[Some records]
*****
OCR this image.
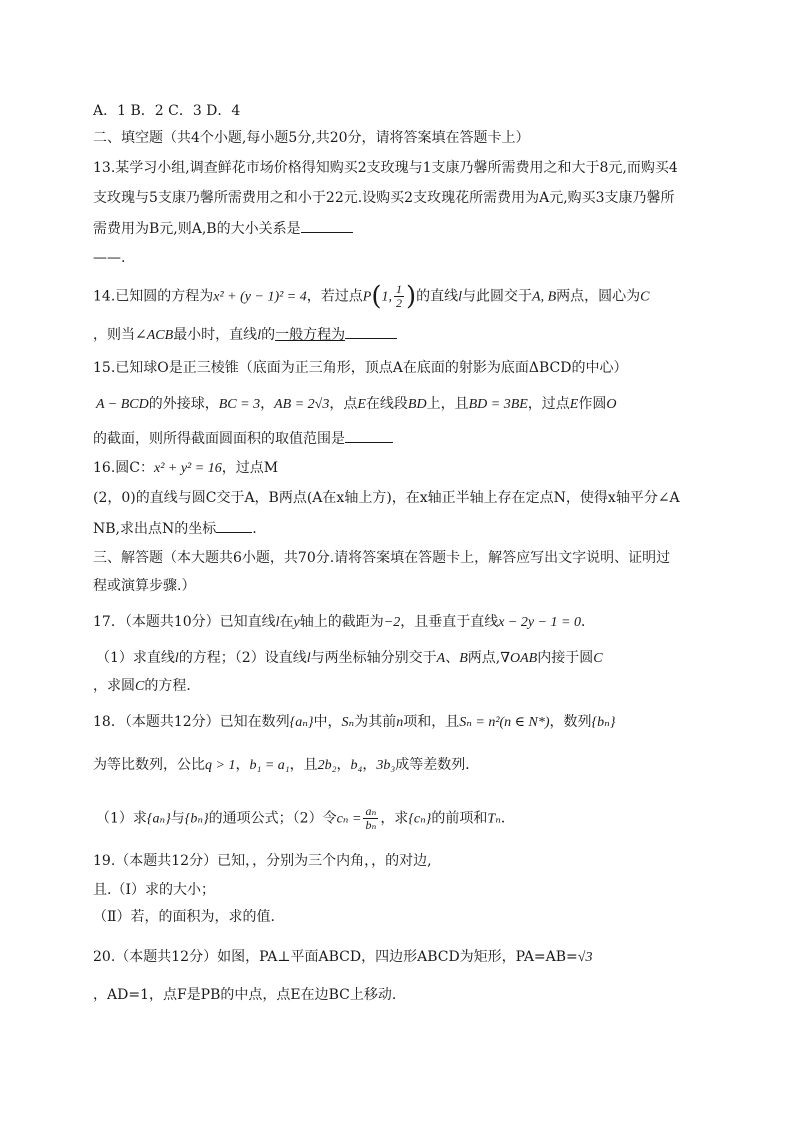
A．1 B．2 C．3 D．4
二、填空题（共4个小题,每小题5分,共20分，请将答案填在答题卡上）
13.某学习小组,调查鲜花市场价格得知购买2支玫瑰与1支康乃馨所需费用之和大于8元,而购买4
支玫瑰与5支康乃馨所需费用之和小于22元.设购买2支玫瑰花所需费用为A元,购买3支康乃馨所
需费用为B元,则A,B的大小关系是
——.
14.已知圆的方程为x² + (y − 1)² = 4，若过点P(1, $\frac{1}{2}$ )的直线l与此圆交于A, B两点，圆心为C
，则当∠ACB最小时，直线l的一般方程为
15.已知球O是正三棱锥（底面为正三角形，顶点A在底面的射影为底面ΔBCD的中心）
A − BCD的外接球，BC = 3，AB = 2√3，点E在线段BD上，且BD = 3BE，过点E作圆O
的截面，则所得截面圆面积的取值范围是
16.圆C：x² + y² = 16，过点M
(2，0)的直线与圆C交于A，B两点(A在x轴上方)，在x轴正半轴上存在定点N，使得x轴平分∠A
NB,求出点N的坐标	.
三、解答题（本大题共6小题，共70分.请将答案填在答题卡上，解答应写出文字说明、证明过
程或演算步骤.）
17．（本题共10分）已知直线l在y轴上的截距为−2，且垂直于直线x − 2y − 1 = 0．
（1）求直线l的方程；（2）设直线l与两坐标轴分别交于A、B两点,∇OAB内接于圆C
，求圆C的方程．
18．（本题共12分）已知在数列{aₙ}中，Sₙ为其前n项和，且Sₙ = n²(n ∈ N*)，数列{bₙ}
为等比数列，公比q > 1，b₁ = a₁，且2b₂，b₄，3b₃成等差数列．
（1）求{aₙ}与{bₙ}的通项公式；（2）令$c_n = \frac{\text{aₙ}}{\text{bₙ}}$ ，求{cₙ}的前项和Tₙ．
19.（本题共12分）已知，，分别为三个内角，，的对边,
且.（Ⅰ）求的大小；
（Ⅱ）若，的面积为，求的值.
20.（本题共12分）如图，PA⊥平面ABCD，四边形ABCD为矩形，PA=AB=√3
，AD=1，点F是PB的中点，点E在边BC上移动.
*****
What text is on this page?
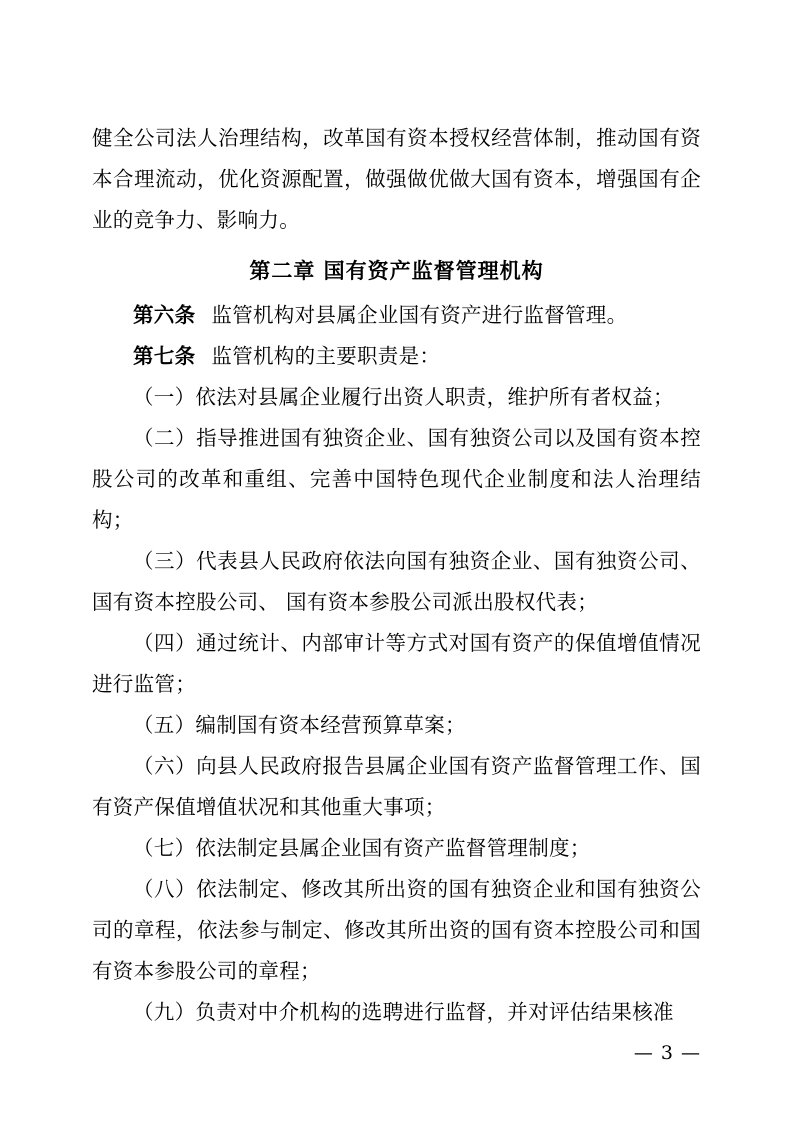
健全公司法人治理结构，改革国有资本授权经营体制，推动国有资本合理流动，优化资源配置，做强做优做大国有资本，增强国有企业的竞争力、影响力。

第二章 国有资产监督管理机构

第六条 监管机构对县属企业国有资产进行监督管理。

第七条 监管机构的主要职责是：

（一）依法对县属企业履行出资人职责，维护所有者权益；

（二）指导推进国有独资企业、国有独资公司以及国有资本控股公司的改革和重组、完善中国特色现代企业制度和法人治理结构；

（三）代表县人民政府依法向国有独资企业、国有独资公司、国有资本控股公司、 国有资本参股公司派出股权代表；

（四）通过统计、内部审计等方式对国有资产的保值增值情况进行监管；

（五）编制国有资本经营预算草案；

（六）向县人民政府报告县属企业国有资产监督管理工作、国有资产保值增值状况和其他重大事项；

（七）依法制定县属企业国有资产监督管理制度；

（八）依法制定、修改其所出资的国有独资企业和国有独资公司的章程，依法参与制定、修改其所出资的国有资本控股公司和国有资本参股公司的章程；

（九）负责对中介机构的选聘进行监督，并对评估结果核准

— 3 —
*****
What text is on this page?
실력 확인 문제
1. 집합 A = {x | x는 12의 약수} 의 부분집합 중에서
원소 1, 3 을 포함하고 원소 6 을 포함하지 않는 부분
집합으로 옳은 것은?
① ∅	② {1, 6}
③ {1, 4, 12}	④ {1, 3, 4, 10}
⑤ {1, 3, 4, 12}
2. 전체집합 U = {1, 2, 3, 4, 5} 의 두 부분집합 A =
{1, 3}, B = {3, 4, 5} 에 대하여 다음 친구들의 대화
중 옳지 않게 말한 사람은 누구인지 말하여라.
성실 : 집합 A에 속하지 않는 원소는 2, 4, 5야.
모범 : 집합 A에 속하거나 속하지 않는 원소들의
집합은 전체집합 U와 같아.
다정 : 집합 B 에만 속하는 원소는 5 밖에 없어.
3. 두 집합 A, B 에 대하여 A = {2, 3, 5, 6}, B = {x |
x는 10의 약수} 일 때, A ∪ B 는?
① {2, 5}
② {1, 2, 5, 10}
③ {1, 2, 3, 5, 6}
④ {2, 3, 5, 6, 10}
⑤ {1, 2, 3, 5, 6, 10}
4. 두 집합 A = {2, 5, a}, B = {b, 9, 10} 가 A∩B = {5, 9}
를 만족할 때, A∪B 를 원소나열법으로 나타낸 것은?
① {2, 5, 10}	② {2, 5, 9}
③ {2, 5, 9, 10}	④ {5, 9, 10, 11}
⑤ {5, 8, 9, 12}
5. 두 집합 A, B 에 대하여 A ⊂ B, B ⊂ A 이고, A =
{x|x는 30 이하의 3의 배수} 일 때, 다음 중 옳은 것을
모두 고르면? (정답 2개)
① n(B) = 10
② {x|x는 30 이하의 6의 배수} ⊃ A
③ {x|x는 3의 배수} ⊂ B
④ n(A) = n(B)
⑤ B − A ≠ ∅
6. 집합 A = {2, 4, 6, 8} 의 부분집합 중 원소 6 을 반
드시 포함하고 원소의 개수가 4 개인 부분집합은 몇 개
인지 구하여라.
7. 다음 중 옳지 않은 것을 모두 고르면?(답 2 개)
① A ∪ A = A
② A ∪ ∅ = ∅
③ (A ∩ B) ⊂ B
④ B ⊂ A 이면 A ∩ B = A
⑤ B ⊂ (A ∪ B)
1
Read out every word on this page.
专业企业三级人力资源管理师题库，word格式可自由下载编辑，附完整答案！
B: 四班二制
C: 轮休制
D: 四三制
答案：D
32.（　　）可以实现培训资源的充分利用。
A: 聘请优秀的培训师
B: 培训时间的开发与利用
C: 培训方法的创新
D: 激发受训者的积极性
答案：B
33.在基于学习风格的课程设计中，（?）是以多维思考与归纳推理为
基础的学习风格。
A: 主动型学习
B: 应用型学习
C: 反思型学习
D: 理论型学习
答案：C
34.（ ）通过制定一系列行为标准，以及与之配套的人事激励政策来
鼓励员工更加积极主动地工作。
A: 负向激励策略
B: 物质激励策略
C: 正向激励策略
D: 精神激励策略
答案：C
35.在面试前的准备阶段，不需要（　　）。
*****
▶ _GIVEN REQUEST_: The answer is a single number, the count of lines in the records that contain the string "frac".

▶ _WRITTEN REPLY_: 2